----- Given information
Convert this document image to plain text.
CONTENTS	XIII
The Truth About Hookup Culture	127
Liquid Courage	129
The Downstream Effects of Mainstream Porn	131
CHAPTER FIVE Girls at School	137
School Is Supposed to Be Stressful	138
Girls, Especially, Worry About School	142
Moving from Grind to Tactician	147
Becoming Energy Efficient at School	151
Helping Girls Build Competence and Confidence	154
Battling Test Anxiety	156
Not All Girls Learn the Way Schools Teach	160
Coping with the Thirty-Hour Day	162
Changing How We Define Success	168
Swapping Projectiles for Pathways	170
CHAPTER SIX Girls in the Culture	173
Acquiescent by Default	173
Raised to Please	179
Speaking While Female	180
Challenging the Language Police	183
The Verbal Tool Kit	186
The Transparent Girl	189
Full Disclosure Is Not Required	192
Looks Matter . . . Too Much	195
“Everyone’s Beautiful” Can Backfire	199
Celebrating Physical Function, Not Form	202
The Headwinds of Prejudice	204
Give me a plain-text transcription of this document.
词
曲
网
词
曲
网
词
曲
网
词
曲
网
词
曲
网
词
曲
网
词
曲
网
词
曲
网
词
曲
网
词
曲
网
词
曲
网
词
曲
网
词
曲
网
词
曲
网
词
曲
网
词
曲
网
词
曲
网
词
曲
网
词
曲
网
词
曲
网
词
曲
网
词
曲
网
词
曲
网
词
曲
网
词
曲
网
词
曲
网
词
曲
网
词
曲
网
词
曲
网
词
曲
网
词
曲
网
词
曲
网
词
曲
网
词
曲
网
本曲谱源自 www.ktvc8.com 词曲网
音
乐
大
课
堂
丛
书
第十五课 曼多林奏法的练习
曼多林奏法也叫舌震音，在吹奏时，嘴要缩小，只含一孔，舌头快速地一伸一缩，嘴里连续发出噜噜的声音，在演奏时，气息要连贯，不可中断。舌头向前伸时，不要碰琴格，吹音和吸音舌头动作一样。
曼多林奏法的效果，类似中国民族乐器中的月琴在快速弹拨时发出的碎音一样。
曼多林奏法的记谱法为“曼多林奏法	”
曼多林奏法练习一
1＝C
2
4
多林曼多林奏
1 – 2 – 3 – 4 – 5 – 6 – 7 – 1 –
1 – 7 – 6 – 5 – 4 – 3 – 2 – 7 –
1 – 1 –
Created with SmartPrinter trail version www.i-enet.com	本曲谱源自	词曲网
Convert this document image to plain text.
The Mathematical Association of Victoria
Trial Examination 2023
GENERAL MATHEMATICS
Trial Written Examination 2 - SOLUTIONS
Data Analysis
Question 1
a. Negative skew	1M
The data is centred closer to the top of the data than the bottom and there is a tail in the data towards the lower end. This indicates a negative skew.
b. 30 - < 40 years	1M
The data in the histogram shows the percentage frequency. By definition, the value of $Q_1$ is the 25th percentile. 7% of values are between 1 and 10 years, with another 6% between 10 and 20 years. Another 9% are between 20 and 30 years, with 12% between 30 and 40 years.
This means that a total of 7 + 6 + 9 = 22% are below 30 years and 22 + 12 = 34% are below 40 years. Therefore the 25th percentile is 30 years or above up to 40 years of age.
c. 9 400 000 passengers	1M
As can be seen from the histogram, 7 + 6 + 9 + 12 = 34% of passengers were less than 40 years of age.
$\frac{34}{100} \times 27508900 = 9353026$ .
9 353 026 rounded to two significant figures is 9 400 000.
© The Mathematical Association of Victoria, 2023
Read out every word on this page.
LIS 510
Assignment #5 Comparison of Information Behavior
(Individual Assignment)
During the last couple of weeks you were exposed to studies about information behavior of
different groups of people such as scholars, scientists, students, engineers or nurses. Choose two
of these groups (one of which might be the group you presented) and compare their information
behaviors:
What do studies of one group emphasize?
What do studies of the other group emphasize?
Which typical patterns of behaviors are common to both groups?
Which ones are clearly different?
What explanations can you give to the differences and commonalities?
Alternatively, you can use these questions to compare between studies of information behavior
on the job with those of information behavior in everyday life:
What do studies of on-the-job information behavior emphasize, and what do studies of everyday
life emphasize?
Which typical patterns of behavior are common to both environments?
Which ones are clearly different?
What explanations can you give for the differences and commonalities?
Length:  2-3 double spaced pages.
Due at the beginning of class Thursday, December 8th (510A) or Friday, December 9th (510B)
----------
### [Given instruction]
Each line above that includes "typical" counts once; state the total and nothing more.

### [Full output]
2